Some records.
* BEGIN *

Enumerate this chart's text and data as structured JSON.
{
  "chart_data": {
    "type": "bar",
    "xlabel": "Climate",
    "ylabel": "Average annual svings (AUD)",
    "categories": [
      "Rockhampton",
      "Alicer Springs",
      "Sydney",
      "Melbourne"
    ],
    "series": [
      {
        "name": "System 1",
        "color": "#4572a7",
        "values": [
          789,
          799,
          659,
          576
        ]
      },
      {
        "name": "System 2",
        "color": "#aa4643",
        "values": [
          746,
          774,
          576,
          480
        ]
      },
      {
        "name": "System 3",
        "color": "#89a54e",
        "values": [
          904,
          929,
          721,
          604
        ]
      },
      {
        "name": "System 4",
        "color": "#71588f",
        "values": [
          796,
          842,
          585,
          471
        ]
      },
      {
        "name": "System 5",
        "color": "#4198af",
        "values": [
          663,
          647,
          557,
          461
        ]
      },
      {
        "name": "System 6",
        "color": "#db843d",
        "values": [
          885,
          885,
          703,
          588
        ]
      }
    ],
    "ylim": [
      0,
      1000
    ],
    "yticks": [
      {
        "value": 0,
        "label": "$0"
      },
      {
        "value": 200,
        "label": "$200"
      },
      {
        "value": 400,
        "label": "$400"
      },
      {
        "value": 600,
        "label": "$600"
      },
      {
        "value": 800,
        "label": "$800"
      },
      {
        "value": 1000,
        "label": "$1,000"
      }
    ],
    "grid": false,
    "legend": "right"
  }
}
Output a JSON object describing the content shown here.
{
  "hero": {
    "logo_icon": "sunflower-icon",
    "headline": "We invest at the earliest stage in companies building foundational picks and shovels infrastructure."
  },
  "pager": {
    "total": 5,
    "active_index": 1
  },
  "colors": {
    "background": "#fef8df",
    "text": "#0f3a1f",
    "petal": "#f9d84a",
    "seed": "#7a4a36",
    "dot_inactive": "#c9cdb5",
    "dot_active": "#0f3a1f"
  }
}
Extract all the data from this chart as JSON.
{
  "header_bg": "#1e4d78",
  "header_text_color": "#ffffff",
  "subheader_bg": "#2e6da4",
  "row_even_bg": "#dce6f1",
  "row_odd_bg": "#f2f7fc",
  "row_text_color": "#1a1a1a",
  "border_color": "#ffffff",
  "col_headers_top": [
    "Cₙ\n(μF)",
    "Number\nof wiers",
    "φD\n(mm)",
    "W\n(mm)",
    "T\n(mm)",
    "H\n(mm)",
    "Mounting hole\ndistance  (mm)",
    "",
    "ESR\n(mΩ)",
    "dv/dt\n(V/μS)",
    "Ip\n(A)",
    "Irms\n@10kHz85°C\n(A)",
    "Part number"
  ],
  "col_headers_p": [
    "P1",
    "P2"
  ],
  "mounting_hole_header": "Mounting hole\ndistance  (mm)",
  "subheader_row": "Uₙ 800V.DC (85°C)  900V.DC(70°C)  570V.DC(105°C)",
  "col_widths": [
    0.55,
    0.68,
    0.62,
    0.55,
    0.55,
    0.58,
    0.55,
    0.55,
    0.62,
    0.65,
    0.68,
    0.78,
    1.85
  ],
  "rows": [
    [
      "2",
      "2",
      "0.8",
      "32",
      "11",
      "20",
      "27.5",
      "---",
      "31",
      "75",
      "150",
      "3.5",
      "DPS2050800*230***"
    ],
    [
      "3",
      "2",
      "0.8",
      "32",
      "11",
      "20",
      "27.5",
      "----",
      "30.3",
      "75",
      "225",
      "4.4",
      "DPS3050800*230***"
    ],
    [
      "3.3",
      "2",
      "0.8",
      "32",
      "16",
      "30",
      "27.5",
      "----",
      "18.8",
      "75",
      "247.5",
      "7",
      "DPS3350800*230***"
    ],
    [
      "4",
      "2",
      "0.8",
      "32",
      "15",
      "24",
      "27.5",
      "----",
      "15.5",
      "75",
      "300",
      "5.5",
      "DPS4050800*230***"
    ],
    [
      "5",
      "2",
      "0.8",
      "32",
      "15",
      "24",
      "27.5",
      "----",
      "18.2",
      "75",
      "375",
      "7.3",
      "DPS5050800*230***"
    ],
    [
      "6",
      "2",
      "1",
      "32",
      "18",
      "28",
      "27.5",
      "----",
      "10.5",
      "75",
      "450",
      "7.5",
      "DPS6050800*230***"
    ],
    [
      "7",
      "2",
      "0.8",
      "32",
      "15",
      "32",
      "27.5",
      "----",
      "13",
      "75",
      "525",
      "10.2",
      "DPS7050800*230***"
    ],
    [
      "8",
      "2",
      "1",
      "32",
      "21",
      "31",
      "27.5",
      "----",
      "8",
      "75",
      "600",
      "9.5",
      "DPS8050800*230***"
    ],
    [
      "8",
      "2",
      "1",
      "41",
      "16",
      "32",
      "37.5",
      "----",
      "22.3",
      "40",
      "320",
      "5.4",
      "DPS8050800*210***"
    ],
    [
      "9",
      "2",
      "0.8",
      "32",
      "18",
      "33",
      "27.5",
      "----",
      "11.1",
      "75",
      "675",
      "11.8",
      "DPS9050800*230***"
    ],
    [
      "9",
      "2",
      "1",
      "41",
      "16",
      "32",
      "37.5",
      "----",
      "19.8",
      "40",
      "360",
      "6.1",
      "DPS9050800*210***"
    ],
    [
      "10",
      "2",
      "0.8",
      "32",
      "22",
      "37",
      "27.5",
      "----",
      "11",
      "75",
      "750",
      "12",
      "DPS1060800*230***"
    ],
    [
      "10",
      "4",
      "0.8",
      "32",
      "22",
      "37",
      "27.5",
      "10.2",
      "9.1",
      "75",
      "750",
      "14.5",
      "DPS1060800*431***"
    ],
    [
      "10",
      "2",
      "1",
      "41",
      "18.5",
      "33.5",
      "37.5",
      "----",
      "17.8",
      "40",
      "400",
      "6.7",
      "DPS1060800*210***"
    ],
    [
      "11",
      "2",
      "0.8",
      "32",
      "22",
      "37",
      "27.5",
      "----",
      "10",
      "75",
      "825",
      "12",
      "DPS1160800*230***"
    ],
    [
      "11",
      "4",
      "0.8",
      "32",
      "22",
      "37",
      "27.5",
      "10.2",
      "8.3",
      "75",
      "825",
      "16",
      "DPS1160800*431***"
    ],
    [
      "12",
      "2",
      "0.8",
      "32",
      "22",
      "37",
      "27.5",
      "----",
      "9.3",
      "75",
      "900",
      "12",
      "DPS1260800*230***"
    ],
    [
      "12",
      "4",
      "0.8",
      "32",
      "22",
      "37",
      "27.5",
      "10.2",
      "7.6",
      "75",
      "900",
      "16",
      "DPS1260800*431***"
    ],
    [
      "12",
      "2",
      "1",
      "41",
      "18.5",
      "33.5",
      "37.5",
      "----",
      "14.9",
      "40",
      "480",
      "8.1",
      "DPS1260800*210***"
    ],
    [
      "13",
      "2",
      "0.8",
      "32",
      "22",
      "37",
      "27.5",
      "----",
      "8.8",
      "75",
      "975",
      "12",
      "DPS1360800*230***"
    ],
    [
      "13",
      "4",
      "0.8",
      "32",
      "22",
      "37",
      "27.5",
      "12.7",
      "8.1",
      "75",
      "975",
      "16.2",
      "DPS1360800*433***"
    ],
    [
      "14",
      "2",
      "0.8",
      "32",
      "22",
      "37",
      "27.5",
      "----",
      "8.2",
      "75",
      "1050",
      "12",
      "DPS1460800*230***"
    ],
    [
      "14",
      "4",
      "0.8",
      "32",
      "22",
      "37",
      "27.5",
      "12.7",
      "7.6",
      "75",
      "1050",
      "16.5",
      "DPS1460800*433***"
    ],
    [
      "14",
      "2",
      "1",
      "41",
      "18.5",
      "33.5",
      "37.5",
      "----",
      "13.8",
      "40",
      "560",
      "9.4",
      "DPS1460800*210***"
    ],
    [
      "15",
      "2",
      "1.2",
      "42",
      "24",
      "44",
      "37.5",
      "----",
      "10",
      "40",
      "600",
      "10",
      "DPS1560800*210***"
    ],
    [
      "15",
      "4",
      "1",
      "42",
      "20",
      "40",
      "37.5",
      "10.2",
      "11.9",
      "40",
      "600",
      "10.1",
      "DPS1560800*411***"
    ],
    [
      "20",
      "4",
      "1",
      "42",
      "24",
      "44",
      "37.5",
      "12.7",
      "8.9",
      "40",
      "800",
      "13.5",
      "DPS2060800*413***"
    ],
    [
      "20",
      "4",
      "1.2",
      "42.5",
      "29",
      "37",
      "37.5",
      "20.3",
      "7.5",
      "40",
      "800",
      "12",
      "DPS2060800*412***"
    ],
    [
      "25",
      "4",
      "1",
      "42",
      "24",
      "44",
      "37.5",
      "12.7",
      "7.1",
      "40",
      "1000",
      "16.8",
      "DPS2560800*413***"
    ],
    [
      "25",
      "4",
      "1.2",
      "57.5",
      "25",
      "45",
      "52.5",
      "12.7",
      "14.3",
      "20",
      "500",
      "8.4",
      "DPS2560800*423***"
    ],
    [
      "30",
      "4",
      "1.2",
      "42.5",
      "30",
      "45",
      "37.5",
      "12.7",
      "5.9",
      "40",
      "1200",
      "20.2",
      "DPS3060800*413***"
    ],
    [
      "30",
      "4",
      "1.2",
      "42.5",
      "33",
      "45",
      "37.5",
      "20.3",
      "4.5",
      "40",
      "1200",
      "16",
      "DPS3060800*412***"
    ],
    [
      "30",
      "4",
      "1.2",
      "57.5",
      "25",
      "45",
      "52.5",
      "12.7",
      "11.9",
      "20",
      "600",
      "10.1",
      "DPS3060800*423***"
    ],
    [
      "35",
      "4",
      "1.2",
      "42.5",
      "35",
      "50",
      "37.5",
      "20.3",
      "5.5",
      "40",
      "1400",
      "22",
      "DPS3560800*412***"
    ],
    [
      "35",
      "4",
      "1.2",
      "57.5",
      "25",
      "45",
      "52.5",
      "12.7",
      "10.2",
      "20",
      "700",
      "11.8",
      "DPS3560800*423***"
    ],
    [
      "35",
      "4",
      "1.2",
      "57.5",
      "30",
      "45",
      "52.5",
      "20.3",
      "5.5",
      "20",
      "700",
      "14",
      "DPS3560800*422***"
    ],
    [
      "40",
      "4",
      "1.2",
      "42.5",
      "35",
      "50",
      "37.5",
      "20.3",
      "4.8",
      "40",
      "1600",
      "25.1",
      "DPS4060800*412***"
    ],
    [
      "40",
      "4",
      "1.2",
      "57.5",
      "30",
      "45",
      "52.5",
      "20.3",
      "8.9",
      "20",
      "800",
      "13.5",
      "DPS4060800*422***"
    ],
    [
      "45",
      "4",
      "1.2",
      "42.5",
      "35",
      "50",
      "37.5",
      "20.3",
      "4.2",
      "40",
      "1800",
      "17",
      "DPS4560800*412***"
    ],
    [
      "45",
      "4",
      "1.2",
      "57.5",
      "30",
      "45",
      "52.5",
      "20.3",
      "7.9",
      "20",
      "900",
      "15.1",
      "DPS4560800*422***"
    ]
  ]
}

* END *

WRITTEN PROBLEM. Pull out and copy each line containing the string "Mounting".

EXERCISE RESPONSE.
    "Mounting hole\ndistance  (mm)",
  "mounting_hole_header": "Mounting hole\ndistance  (mm)",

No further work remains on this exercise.